Provided entries
<<<<

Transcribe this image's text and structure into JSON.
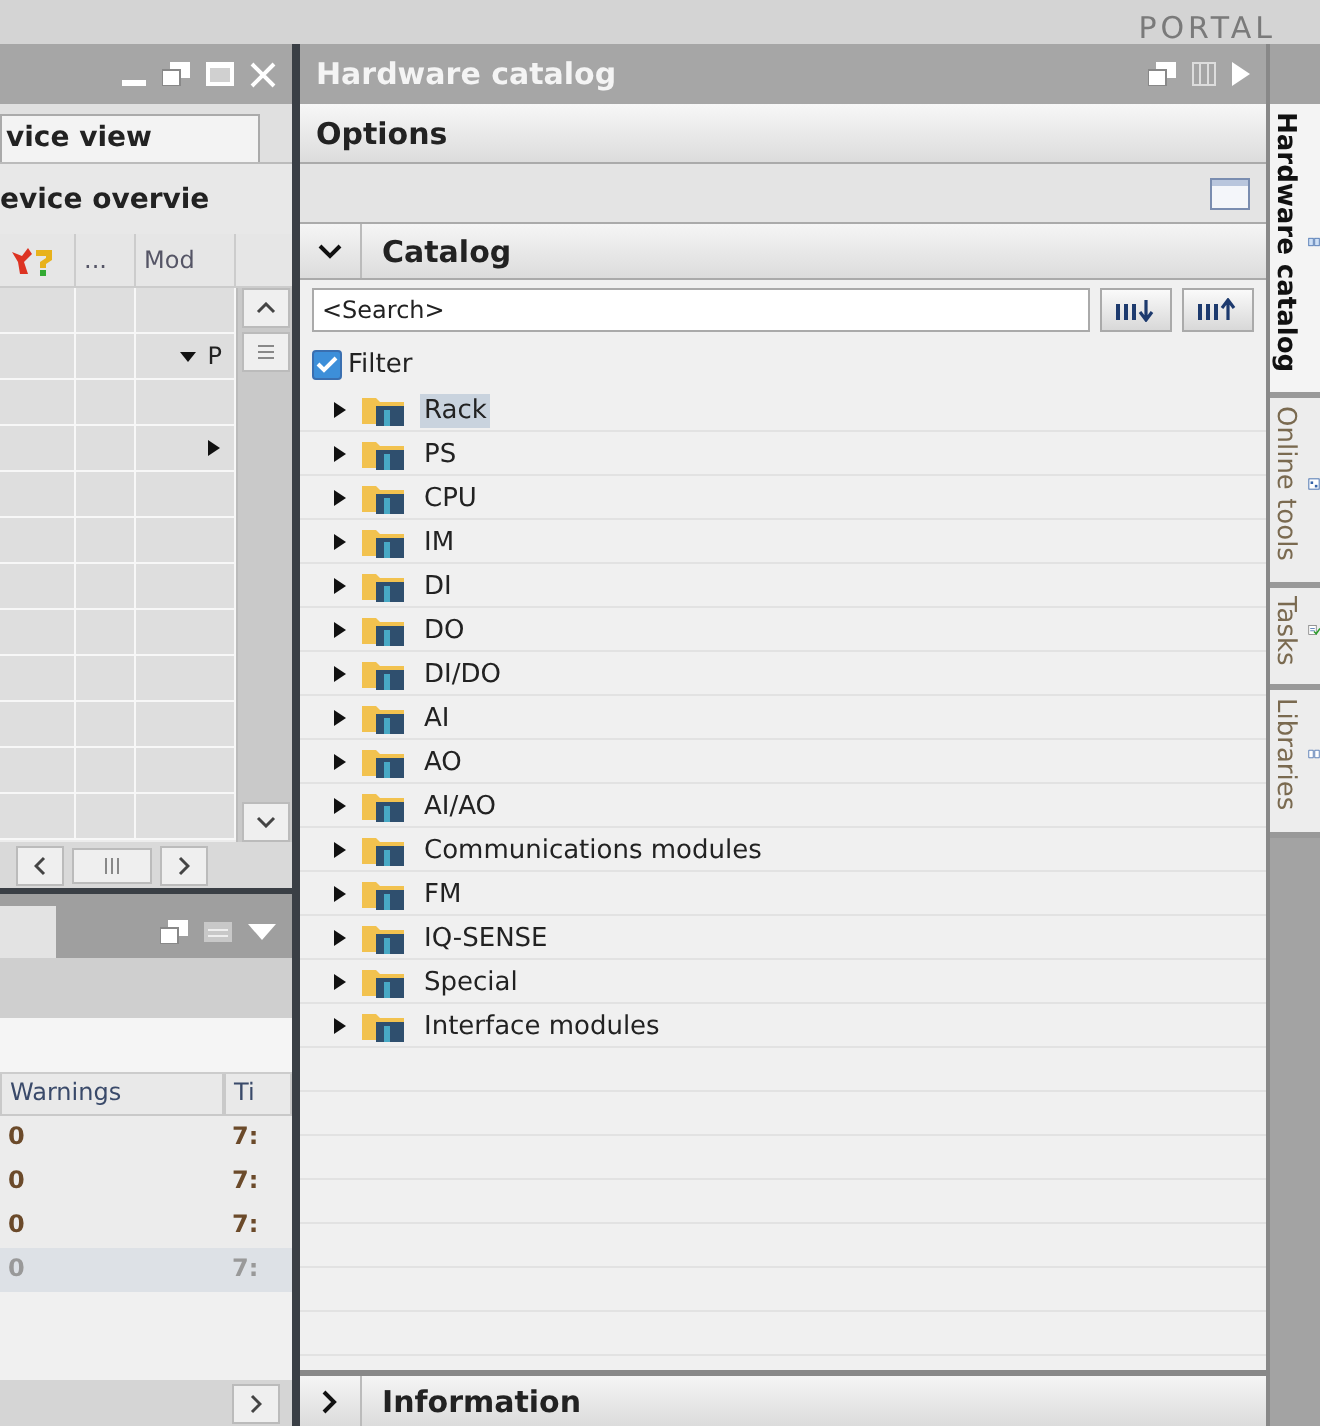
{
  "header": {
    "product": "PORTAL"
  },
  "editor": {
    "tab": "vice view",
    "section_title": "evice overvie",
    "columns": [
      "...",
      "Mod"
    ],
    "rows": [
      {
        "kind": "plain"
      },
      {
        "kind": "expanded",
        "label": "P"
      },
      {
        "kind": "plain"
      },
      {
        "kind": "collapsed"
      },
      {
        "kind": "plain"
      },
      {
        "kind": "plain"
      },
      {
        "kind": "plain"
      },
      {
        "kind": "plain"
      },
      {
        "kind": "plain"
      },
      {
        "kind": "plain"
      },
      {
        "kind": "plain"
      },
      {
        "kind": "plain"
      }
    ]
  },
  "inspector": {
    "columns": [
      "Warnings",
      "Ti"
    ],
    "rows": [
      {
        "warnings": "0",
        "time": "7:",
        "selected": false
      },
      {
        "warnings": "0",
        "time": "7:",
        "selected": false
      },
      {
        "warnings": "0",
        "time": "7:",
        "selected": false
      },
      {
        "warnings": "0",
        "time": "7:",
        "selected": true
      }
    ]
  },
  "catalog_panel": {
    "title": "Hardware catalog",
    "options": "Options",
    "catalog_title": "Catalog",
    "catalog_expanded": true,
    "search": {
      "placeholder": "<Search>"
    },
    "filter": {
      "label": "Filter",
      "checked": true
    },
    "items": [
      {
        "label": "Rack",
        "selected": true
      },
      {
        "label": "PS",
        "selected": false
      },
      {
        "label": "CPU",
        "selected": false
      },
      {
        "label": "IM",
        "selected": false
      },
      {
        "label": "DI",
        "selected": false
      },
      {
        "label": "DO",
        "selected": false
      },
      {
        "label": "DI/DO",
        "selected": false
      },
      {
        "label": "AI",
        "selected": false
      },
      {
        "label": "AO",
        "selected": false
      },
      {
        "label": "AI/AO",
        "selected": false
      },
      {
        "label": "Communications modules",
        "selected": false
      },
      {
        "label": "FM",
        "selected": false
      },
      {
        "label": "IQ-SENSE",
        "selected": false
      },
      {
        "label": "Special",
        "selected": false
      },
      {
        "label": "Interface modules",
        "selected": false
      }
    ],
    "information": {
      "label": "Information",
      "expanded": false
    }
  },
  "side_tabs": [
    {
      "label": "Hardware catalog",
      "selected": true
    },
    {
      "label": "Online tools",
      "selected": false
    },
    {
      "label": "Tasks",
      "selected": false
    },
    {
      "label": "Libraries",
      "selected": false
    }
  ]
}
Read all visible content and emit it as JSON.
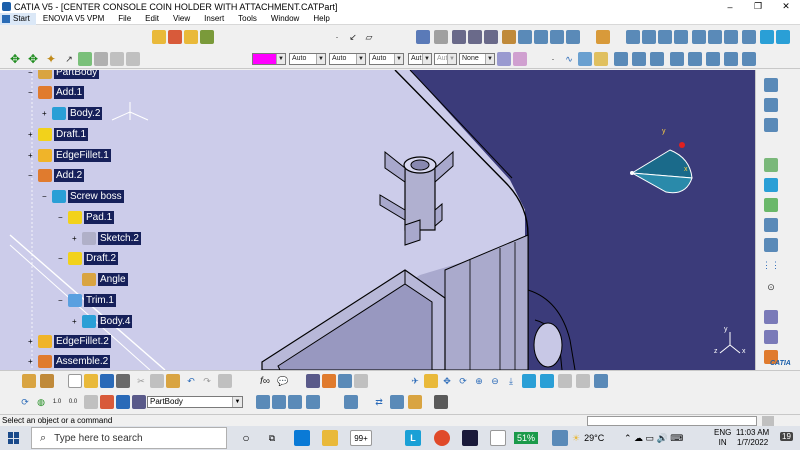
{
  "window": {
    "title": "CATIA V5 - [CENTER CONSOLE COIN HOLDER WITH ATTACHMENT.CATPart]",
    "controls": [
      "–",
      "❐",
      "✕"
    ]
  },
  "menu": {
    "start": "Start",
    "items": [
      "ENOVIA V5 VPM",
      "File",
      "Edit",
      "View",
      "Insert",
      "Tools",
      "Window",
      "Help"
    ]
  },
  "properties_toolbar": {
    "color": "#ff00ff",
    "line_type": "Auto",
    "line_weight": "Auto",
    "point_type": "Auto",
    "layer_a": "Aut",
    "layer_b": "Aut",
    "layer": "None"
  },
  "spec_tree": {
    "nodes": [
      {
        "label": "PartBody",
        "icon": "partbody-icon",
        "color": "#d9a441"
      },
      {
        "label": "Add.1",
        "icon": "add-icon",
        "color": "#e07b2e"
      },
      {
        "label": "Body.2",
        "icon": "body-icon",
        "color": "#2a9fd6"
      },
      {
        "label": "Draft.1",
        "icon": "draft-icon",
        "color": "#f2d21b"
      },
      {
        "label": "EdgeFillet.1",
        "icon": "edgefillet-icon",
        "color": "#f0b429"
      },
      {
        "label": "Add.2",
        "icon": "add-icon",
        "color": "#e07b2e"
      },
      {
        "label": "Screw boss",
        "icon": "body-icon",
        "color": "#2a9fd6"
      },
      {
        "label": "Pad.1",
        "icon": "pad-icon",
        "color": "#f2d21b"
      },
      {
        "label": "Sketch.2",
        "icon": "sketch-icon",
        "color": "#b0b0c8"
      },
      {
        "label": "Draft.2",
        "icon": "draft-icon",
        "color": "#f2d21b"
      },
      {
        "label": "Angle",
        "icon": "angle-icon",
        "color": "#d9a441"
      },
      {
        "label": "Trim.1",
        "icon": "trim-icon",
        "color": "#5aa0e0"
      },
      {
        "label": "Body.4",
        "icon": "body-icon",
        "color": "#2a9fd6"
      },
      {
        "label": "EdgeFillet.2",
        "icon": "edgefillet-icon",
        "color": "#f0b429"
      },
      {
        "label": "Assemble.2",
        "icon": "assemble-icon",
        "color": "#e07b2e"
      }
    ]
  },
  "compass": {
    "x": "x",
    "y": "y",
    "z": "z"
  },
  "axis_widget": {
    "x": "x",
    "y": "y",
    "z": "z"
  },
  "brand": "CATIA",
  "bottom_toolbar": {
    "current_body": "PartBody"
  },
  "status": {
    "message": "Select an object or a command"
  },
  "taskbar": {
    "search_placeholder": "Type here to search",
    "badge_count": "99+",
    "battery": "51%",
    "temperature": "29°C",
    "language": "ENG",
    "region": "IN",
    "time": "11:03 AM",
    "date": "1/7/2022",
    "notifications": "19"
  },
  "colors": {
    "viewport_bg": "#9e9ec8",
    "tree_highlight": "#16205a",
    "accent_blue": "#1b5faa"
  }
}
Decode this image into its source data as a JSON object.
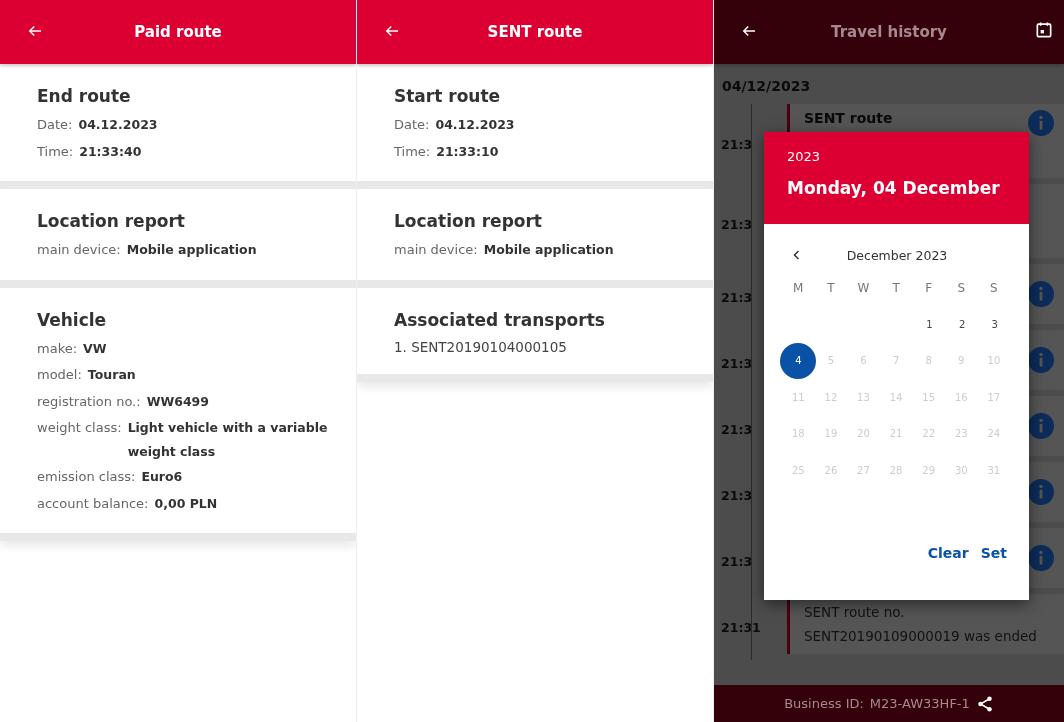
{
  "screens": [
    {
      "kind": "detail",
      "title": "Paid route",
      "sections": [
        {
          "title": "End route",
          "fields": [
            {
              "label": "Date:",
              "value": "04.12.2023"
            },
            {
              "label": "Time:",
              "value": "21:33:40"
            }
          ]
        },
        {
          "title": "Location report",
          "fields": [
            {
              "label": "main device:",
              "value": "Mobile application"
            }
          ]
        },
        {
          "title": "Vehicle",
          "fields": [
            {
              "label": "make:",
              "value": "VW"
            },
            {
              "label": "model:",
              "value": "Touran"
            },
            {
              "label": "registration no.:",
              "value": "WW6499"
            },
            {
              "label": "weight class:",
              "value": "Light vehicle with a variable weight class"
            },
            {
              "label": "emission class:",
              "value": "Euro6"
            },
            {
              "label": "account balance:",
              "value": "0,00 PLN"
            }
          ]
        }
      ]
    },
    {
      "kind": "detail",
      "title": "SENT route",
      "sections": [
        {
          "title": "Start route",
          "fields": [
            {
              "label": "Date:",
              "value": "04.12.2023"
            },
            {
              "label": "Time:",
              "value": "21:33:10"
            }
          ]
        },
        {
          "title": "Location report",
          "fields": [
            {
              "label": "main device:",
              "value": "Mobile application"
            }
          ]
        },
        {
          "title": "Associated transports",
          "items": [
            "1. SENT20190104000105"
          ]
        }
      ]
    },
    {
      "kind": "history",
      "title": "Travel history",
      "date": "04/12/2023",
      "entries": [
        {
          "time": "21:3",
          "title": "SENT route",
          "info": true
        },
        {
          "time": "21:3",
          "info": false
        },
        {
          "time": "21:3",
          "info": true
        },
        {
          "time": "21:3",
          "info": true
        },
        {
          "time": "21:3",
          "info": true
        },
        {
          "time": "21:3",
          "info": true
        },
        {
          "time": "21:3",
          "info": true
        },
        {
          "time": "21:31",
          "text": "SENT route no. SENT20190109000019 was ended",
          "info": false
        }
      ],
      "footer": {
        "label": "Business ID:",
        "value": "M23-AW33HF-1"
      },
      "date_picker": {
        "year": "2023",
        "date": "Monday, 04 December",
        "month": "December 2023",
        "weekdays": [
          "M",
          "T",
          "W",
          "T",
          "F",
          "S",
          "S"
        ],
        "weeks": [
          [
            {
              "label": "1",
              "selected": false,
              "disabled": false
            },
            {
              "label": "2",
              "selected": false,
              "disabled": false
            },
            {
              "label": "3",
              "selected": false,
              "disabled": false
            }
          ],
          [
            {
              "label": "4",
              "selected": true,
              "disabled": false
            },
            {
              "label": "5",
              "selected": false,
              "disabled": true
            },
            {
              "label": "6",
              "selected": false,
              "disabled": true
            },
            {
              "label": "7",
              "selected": false,
              "disabled": true
            },
            {
              "label": "8",
              "selected": false,
              "disabled": true
            },
            {
              "label": "9",
              "selected": false,
              "disabled": true
            },
            {
              "label": "10",
              "selected": false,
              "disabled": true
            }
          ],
          [
            {
              "label": "11",
              "selected": false,
              "disabled": true
            },
            {
              "label": "12",
              "selected": false,
              "disabled": true
            },
            {
              "label": "13",
              "selected": false,
              "disabled": true
            },
            {
              "label": "14",
              "selected": false,
              "disabled": true
            },
            {
              "label": "15",
              "selected": false,
              "disabled": true
            },
            {
              "label": "16",
              "selected": false,
              "disabled": true
            },
            {
              "label": "17",
              "selected": false,
              "disabled": true
            }
          ],
          [
            {
              "label": "18",
              "selected": false,
              "disabled": true
            },
            {
              "label": "19",
              "selected": false,
              "disabled": true
            },
            {
              "label": "20",
              "selected": false,
              "disabled": true
            },
            {
              "label": "21",
              "selected": false,
              "disabled": true
            },
            {
              "label": "22",
              "selected": false,
              "disabled": true
            },
            {
              "label": "23",
              "selected": false,
              "disabled": true
            },
            {
              "label": "24",
              "selected": false,
              "disabled": true
            }
          ],
          [
            {
              "label": "25",
              "selected": false,
              "disabled": true
            },
            {
              "label": "26",
              "selected": false,
              "disabled": true
            },
            {
              "label": "27",
              "selected": false,
              "disabled": true
            },
            {
              "label": "28",
              "selected": false,
              "disabled": true
            },
            {
              "label": "29",
              "selected": false,
              "disabled": true
            },
            {
              "label": "30",
              "selected": false,
              "disabled": true
            },
            {
              "label": "31",
              "selected": false,
              "disabled": true
            }
          ]
        ],
        "actions": [
          "Clear",
          "Set"
        ]
      }
    }
  ]
}
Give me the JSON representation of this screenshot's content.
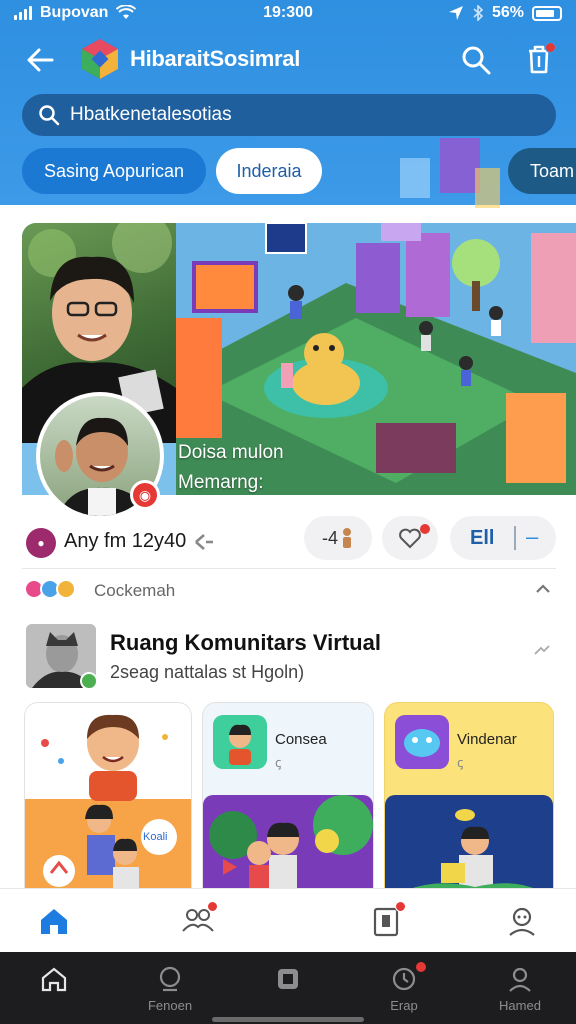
{
  "status_bar": {
    "carrier": "Bupovan",
    "time": "19:300",
    "battery": "56%"
  },
  "header": {
    "title": "HibaraitSosimral",
    "search_placeholder": "Hbatkenetalesotias",
    "chips": [
      "Sasing Aopurican",
      "Inderaia",
      "Toam"
    ]
  },
  "hero": {
    "caption_line1": "Doisa mulon",
    "caption_line2": "Memarng:"
  },
  "post_actions": {
    "author_line": "Any fm 12y40",
    "reaction_count": "-4",
    "extra_label": "Ell",
    "extra_minus": "–"
  },
  "reactions": {
    "label": "Cockemah"
  },
  "community": {
    "title": "Ruang Komunitars Virtual",
    "subtitle": "2seag nattalas st Hgoln)",
    "cards": [
      {
        "label": "",
        "bubble": "Koali"
      },
      {
        "label": "Consea",
        "sub": "ꞔ"
      },
      {
        "label": "Vindenar",
        "sub": "ꞔ"
      }
    ]
  },
  "bottom_tabs": {
    "items": [
      "",
      "Fenoen",
      "",
      "Erap",
      "Hamed"
    ]
  },
  "colors": {
    "header_blue": "#2f8fe0",
    "search_bg": "#1f5f9e",
    "accent_red": "#e53935",
    "dark_bar": "#1d1d1f"
  }
}
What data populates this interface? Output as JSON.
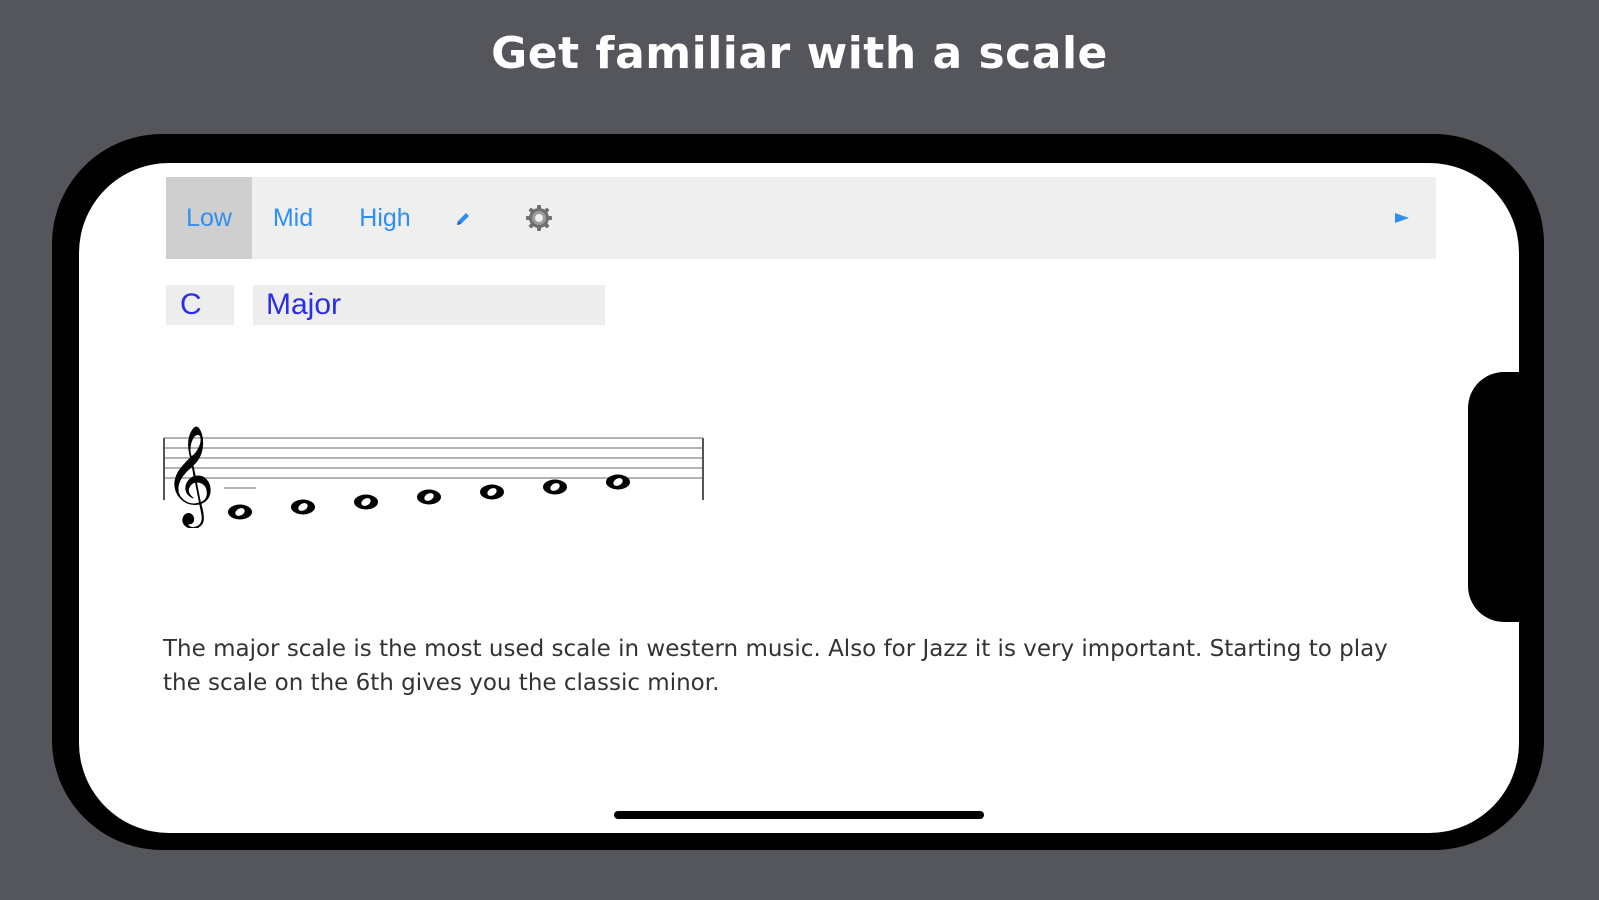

>>>>

Directions
What is the number of lines holding the word "CATIA"? State it alone.

Solution to this task
2